(LISTING)
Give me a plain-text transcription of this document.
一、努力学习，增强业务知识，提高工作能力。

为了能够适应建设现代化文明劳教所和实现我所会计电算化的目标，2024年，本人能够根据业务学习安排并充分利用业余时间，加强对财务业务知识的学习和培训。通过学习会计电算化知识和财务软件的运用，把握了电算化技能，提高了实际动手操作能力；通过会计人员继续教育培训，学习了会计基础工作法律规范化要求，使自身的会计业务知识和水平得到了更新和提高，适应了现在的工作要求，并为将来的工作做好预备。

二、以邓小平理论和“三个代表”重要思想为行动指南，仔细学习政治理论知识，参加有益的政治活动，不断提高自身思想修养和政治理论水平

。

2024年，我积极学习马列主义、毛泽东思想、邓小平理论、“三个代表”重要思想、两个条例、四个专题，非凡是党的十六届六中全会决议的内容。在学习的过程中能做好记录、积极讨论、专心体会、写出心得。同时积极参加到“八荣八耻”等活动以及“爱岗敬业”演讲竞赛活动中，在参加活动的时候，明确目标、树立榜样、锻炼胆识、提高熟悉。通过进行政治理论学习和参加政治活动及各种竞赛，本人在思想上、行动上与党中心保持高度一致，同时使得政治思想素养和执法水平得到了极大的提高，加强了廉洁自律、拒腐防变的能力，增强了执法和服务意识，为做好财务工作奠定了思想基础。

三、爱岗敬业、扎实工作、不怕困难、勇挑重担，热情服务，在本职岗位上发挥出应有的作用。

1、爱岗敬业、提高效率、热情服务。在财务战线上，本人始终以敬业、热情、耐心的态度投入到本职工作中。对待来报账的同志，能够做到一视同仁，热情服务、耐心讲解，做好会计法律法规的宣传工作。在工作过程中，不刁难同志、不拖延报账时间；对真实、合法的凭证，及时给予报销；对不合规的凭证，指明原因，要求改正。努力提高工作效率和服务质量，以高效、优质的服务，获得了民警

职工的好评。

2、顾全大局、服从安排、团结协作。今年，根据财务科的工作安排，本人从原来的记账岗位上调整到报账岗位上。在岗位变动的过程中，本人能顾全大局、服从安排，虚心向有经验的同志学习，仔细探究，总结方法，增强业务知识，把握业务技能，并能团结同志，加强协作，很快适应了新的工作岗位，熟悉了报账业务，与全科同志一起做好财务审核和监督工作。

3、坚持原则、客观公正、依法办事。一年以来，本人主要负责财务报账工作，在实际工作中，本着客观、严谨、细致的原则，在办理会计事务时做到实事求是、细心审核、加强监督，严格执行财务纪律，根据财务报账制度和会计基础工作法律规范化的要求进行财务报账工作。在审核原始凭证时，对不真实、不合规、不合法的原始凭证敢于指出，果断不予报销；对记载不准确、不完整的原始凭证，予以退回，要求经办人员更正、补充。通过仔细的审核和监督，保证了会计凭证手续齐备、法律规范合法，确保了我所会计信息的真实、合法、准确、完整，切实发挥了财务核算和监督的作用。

(YOUR TASK)
Of the lines in the listing, how many hold the word "三个代表"? Nothing but the number is needed.

(EXPECTED OUTPUT)
2